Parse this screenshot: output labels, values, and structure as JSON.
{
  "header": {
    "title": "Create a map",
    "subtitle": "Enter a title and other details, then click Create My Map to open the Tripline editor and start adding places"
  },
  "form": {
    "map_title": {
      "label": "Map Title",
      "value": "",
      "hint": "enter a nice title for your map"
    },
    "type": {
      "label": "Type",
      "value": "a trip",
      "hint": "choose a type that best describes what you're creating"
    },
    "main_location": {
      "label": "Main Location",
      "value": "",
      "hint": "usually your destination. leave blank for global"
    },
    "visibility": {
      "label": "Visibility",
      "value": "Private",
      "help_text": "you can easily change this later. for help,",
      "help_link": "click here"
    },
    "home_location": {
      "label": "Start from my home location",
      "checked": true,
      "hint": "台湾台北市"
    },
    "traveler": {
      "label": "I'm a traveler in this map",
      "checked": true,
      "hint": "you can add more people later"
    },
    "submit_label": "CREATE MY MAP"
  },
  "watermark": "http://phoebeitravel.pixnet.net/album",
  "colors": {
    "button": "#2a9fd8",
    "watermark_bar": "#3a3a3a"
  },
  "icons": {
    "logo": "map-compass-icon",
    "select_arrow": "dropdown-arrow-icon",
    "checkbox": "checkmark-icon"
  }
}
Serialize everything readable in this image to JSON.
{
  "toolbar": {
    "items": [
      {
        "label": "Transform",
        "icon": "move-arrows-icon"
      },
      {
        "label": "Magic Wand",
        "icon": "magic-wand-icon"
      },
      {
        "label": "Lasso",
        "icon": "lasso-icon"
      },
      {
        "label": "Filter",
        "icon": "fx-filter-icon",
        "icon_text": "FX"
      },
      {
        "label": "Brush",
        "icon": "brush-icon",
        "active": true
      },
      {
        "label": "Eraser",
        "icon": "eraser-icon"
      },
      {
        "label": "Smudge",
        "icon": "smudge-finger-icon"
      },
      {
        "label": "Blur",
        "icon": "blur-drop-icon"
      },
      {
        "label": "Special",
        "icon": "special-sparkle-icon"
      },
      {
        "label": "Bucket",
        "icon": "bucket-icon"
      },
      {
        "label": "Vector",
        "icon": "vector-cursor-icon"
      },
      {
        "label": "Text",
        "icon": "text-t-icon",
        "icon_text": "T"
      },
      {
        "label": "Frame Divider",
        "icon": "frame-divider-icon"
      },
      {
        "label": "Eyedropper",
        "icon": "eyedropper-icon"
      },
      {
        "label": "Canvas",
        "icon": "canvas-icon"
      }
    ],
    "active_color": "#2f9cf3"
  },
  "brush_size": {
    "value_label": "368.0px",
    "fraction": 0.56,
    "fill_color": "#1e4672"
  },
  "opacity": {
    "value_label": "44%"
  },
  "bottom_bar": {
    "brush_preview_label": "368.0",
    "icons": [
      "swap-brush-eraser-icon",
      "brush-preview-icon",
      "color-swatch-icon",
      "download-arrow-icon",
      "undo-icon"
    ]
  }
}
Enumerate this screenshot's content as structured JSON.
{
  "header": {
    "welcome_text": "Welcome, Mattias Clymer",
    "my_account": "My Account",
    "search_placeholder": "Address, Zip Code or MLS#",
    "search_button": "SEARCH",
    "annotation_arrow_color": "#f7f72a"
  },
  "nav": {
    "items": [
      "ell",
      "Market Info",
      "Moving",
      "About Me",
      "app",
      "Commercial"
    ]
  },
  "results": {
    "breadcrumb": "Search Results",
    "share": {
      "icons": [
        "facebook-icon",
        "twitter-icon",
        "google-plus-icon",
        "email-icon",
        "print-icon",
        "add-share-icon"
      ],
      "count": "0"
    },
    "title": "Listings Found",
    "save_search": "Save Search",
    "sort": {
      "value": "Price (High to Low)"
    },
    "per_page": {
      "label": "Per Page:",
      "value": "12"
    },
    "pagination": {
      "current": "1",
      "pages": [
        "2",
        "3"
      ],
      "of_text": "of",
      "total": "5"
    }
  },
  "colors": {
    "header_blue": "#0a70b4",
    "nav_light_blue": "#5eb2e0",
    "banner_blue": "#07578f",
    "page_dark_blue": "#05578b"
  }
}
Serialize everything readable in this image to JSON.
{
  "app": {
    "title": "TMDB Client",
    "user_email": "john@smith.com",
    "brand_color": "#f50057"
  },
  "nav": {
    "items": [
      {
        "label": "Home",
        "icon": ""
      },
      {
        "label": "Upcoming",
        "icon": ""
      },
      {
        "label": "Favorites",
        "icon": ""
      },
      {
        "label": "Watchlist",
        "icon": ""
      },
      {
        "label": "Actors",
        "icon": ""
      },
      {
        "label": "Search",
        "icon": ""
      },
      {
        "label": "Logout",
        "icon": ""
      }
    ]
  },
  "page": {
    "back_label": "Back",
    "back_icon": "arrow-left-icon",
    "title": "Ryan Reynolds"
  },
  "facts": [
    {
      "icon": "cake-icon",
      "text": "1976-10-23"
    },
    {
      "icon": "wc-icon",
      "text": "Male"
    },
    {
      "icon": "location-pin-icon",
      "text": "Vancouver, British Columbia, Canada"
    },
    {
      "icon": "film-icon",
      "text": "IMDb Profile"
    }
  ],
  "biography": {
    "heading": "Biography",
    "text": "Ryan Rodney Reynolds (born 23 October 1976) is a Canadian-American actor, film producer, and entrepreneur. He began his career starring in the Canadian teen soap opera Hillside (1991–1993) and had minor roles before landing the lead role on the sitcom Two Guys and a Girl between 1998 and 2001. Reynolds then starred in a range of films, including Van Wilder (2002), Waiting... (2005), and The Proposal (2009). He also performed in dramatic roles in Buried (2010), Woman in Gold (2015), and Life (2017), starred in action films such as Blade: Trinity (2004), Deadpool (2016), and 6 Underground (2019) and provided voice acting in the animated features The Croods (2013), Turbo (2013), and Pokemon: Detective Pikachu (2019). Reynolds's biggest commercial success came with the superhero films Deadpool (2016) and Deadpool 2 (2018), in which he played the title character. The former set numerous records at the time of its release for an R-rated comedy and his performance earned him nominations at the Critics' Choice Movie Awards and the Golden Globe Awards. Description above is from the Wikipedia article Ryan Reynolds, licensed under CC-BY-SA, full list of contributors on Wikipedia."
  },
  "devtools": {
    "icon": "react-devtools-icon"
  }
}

#### Requirements
The records are above. How many lines in them contain the word "JSON"? Give the number alone.

#### Written answer
4